- **EXTRAIT CHOISI**:

╭──

Tellement de vies ont été bouleversées, brisées, abrégées à cause d'une idéologie imposée puis acceptée par la majorité d'un peuple cultivé et discipliné, ce qu'il ne faut surtout pas oublier.
Avec Seules dans Berlin, Nicolas Juncker révèle non seulement un talent de dessinateur très original mais il réussit aussi une oeuvre d'historien que j'ai pu découvrir grâce à Vincent que je remercie.
Les deux femmes que tout oppose : une jeune russe, agent du NKVD, la police politique soviétique, et une berlinoise, bourgeoise qui aime un waffen-S.S. Toutes les deux, elles ont existé et ont livré chacune leur témoignage sur lequel Nicolas Juncker s'est appuyé pour bâtir son album.
En trois grandes parties se déroulant dans les derniers jours d'avril et au début du mois de mai 1945, ces deux vies qui se rencontrent, concentrent tous les drames et toutes les atrocités apportées par la guerre.
Dès le début, c'est Ingrid qui me plonge sans ménagement dans ce que vivent les Berlinois terrés dans leurs immeubles en ruine, dans des caves, alors que leur ville est bombardée et que les Russes approchent. Certains y croient encore comme Lothar, adolescent embrigadé dans les jeunesses hitlériennes. D'autres espèrent pouvoir manger avec l'arrivée de l'Armée rouge. Ingrid travaille avec le docteur Müssling pour la Croix-Rouge allemande.

╰──

- **DONNÉES EXTRAITES**:
╭──

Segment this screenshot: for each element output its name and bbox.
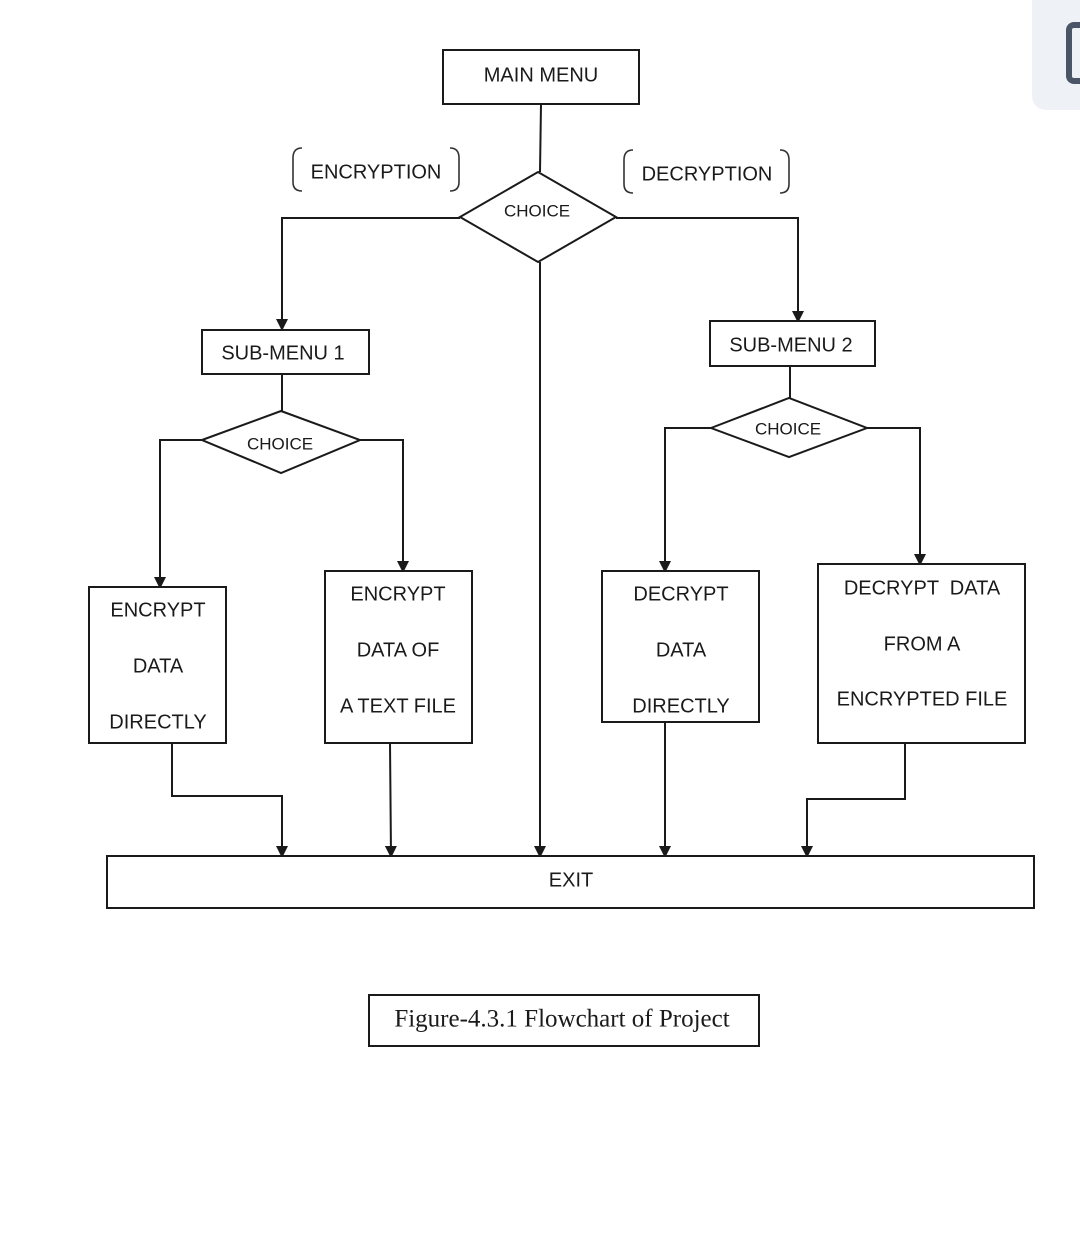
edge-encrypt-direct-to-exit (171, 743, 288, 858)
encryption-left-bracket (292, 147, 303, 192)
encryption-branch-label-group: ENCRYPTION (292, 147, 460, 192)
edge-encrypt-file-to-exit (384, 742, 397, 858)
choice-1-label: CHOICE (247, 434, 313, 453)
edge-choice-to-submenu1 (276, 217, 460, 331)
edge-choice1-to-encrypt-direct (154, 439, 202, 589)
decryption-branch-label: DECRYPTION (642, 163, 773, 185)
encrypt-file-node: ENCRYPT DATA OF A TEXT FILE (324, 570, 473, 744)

╰──

- **OBJECTIF**: Rédigez la suite du texte sur l'album Seules dans Berlin, en commençant juste après sa dernière phrase.

- **RÉSULTAT**:
Celle qui arrive avec l'armée russe est interprète. Malgré son appartenance au NKVD, cette police politique qui donnera le tristement célèbre KGB, Evgeniya Abramovna Levinsky, tente d'apporter un peu d'humanité au cours de ses rencontres.
Justement, pour se loger, elle se retrouve dans la même chambre qu'Ingrid Schneider (28 ans) puisqu'elle veut bien l'accepter. Evgeniya note tout car elle veut rédiger ses mémoires. Ses fonctions l'amènent au coeur du Führerbunker où elle est chargée de traduire les documents abandonnés par Hitler, Goebbels et consorts. Justement, où sont passés ces sinistres personnages ? Recherche et identification des corps ou de ce qu'il en reste sont bien démontrées par l'auteur.
Dans cet album graphique, il y a d'abord à voir et je reconnais avoir eu du mal avec les dessins de Nicolas Juncker. Pourtant, ils sont parfaitement adaptés à ce que vivent les gens au cours de ces journées terribles où l'on massacre et viole sans la moindre gêne.
La relation entre Ingrid et Evgeniya est très bien démontrée car ces deux femmes sont partagées entre compréhension et incommunicabilité.
Parce qu'elle a visité le camp de Theresienstadt avec la Croix-Rouge allemande, Ingrid rejette ce qu'Evgeniya lui apprend sur Treblinka et ce qu'on nommera plus tard, la shoah. Violée à de nombreuses reprises par les Russes, soldats et officiers, Ingrid tient son journal et sa lecture est terriblement impressionnante. C'est d'ailleurs une des caractéristiques de Seules à Berlin : des pages entières de dessins éloquents sans un mot et d'autres pleines d'une écriture dense.
L'horreur d'où qu'elle vienne est intolérable et j'ai trouvé de très haute tenue le travail de Nicolas Juncker. Seules à Berlin permet de ne pas oublier l'Histoire mais c'est d'abord une oeuvre artistique dont je tiens à souligner l'immense qualité.